[Exercise set]
#1 In the source ranking on memory architecture, explain why #14 youngleaders-memory-sorted is placed first, in one to three sentences.
#2 Write the next part of the source ranking on memory architecture, starting after its third entry.

Start of Document section

Relevance: HIGH — closest 1:1 match to our existing CLAUDE.md architecture (we already use imports, topic router, separate machine doc). The PreToolUse hook pattern + PPID flag pattern is directly adoptable. The “routing rules in CLAUDE.md, not MEMORY.md” rule is one we should audit our setup against.


  1. #14 youngleaders-memory-sorted — most actionable, closest to our architecture, full hook code with the PPID insight, plus the routing-rules-vs-learnings rule we can audit our setup against today. The Domain Knowledge Lifecycle (Staging → Promotion → Pointer) is a pattern we don’t currently formalize and should.

  2. #9 mindstudio-agentic-os-folder-structure — the cleanest 4-layer model (Rules/Context/Skills/Memory) and the per-skill learnings.md pattern. “Manage by goals, not terminals” matches our topic-router approach. The Heartbeat + Learnings Loop patterns are blueprintable.

  3. #2 milvus-memory-4-layers-5-limits — canonical reference for what Claude Code’s native memory actually does, drawn from the leaked source. Establishes the 200-line cap, grep-only retrieval, and KAIROS as ground truth instead of speculation. Anchor for all other memory discussions.

End of Document section
Start of Record excerpts

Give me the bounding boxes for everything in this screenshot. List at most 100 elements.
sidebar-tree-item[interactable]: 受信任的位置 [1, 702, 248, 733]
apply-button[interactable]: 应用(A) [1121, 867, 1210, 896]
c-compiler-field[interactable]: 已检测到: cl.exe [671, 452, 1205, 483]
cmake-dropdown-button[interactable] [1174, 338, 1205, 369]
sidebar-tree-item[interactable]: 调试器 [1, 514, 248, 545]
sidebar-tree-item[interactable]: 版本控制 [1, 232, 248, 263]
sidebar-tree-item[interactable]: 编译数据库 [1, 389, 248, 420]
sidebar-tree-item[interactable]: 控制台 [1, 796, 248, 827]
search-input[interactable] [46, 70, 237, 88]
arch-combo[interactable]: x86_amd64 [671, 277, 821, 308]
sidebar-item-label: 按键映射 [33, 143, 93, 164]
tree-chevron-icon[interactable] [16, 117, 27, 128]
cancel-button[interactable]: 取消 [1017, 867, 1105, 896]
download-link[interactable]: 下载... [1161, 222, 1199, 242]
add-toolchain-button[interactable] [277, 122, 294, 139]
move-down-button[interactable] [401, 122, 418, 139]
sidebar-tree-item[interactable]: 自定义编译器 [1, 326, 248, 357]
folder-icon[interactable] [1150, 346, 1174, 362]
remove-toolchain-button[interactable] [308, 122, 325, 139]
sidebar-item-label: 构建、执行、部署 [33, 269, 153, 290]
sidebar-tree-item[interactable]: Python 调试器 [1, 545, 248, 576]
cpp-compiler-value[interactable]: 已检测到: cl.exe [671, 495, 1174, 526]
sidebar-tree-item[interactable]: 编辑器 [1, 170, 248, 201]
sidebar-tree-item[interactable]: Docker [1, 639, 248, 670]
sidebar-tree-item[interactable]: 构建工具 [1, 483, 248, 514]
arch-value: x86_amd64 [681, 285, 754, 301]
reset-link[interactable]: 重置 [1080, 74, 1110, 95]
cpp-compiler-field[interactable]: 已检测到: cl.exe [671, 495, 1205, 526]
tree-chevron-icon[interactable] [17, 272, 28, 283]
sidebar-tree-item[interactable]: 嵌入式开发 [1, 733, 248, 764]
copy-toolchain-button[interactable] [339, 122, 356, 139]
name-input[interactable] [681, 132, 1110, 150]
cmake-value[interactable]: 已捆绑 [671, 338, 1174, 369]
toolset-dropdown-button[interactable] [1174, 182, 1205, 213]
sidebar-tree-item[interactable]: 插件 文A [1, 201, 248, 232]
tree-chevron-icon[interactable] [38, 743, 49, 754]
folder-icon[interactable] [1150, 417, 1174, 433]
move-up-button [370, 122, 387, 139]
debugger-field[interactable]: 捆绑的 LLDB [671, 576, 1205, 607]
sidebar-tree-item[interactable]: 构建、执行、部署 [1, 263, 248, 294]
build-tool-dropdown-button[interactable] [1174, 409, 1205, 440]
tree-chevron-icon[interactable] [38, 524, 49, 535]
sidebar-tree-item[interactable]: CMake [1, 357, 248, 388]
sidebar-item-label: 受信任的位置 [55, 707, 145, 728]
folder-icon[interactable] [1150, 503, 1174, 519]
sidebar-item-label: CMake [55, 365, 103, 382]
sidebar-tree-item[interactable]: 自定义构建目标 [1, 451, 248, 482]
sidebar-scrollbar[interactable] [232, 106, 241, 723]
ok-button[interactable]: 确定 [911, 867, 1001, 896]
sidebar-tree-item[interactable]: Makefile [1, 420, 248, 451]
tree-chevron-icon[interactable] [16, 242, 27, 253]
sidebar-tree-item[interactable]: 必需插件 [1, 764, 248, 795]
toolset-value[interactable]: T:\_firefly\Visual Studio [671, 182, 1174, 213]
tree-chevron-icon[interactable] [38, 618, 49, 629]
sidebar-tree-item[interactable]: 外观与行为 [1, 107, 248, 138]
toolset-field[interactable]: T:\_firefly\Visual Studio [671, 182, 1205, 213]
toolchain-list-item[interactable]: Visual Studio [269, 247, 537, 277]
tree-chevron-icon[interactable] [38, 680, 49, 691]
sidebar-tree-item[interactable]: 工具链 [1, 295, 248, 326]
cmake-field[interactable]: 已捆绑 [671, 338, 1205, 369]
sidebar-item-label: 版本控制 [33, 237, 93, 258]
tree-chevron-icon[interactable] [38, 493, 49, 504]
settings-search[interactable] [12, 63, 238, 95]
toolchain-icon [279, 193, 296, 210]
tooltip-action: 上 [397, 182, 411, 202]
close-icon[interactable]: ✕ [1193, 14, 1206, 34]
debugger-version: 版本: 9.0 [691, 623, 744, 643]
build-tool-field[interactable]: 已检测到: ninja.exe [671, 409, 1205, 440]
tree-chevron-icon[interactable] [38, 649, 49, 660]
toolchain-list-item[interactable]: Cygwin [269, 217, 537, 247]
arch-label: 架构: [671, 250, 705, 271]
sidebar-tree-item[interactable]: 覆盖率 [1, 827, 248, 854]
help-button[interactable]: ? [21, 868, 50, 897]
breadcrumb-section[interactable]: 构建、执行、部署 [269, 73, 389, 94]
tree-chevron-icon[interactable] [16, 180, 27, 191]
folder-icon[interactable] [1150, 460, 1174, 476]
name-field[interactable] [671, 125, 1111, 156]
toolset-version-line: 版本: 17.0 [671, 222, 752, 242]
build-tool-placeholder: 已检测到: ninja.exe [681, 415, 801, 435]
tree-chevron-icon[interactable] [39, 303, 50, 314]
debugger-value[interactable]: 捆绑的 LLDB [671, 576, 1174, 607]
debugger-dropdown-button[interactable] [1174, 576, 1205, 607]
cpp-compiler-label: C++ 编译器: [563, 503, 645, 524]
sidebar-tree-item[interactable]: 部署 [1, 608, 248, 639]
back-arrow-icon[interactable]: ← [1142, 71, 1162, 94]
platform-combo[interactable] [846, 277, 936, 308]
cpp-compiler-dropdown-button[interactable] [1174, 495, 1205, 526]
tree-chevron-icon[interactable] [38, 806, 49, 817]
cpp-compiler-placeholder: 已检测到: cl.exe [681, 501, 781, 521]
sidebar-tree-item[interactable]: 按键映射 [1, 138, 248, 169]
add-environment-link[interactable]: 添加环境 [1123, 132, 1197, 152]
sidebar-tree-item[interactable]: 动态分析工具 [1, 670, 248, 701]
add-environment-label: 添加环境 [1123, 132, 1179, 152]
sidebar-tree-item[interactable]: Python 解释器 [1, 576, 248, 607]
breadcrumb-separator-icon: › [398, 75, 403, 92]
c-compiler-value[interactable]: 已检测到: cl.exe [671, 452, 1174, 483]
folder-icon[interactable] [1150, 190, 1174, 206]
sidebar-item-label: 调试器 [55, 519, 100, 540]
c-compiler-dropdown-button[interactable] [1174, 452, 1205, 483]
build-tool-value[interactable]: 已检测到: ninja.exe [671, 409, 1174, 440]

End of Record excerpts

[Solved problems]
#1 It is ranked first because it is the most actionable source and the closest to the existing architecture. It also supplies full hook code with the PPID insight and the routing-rules-vs-learnings rule, which the setup can be audited against immediately. In addition, its Domain Knowledge Lifecycle (Staging → Promotion → Pointer) is a pattern not yet formalized in the current setup.

#2
  4. #12 gerred-multi-agent-orchestration — the most rigorous orchestration taxonomy. Functional × Spatial × Temporal × Data-driven decomposition × Pipeline × MapReduce × Consensus × Event-driven coordination matrix is reusable as a routing framework. Tool-tier presets and file-lock pattern are drop-in primitives.

  5. #5 adolan-persistent-memory (claude-brain) — most complete production-grade implementation, with concrete numbers (1,321 sessions, 67k messages, <1ms FTS5). The six-hook lifecycle, pre/post-compact pair, scoring/tagging dimensions, and verify-at-retrieval pattern are all directly portable to our fleet. The “no DB over cloud sync — only project files” rule confirms our existing .claude-peers.db local-only stance.

Honorable mentions: #1 humanlayer for the “60 lines is enough” calibration target. #3 parreo for the “coordination not personality” reframing. #11 anothercoding for the optimistic-concurrency / actor distinction in the audit log.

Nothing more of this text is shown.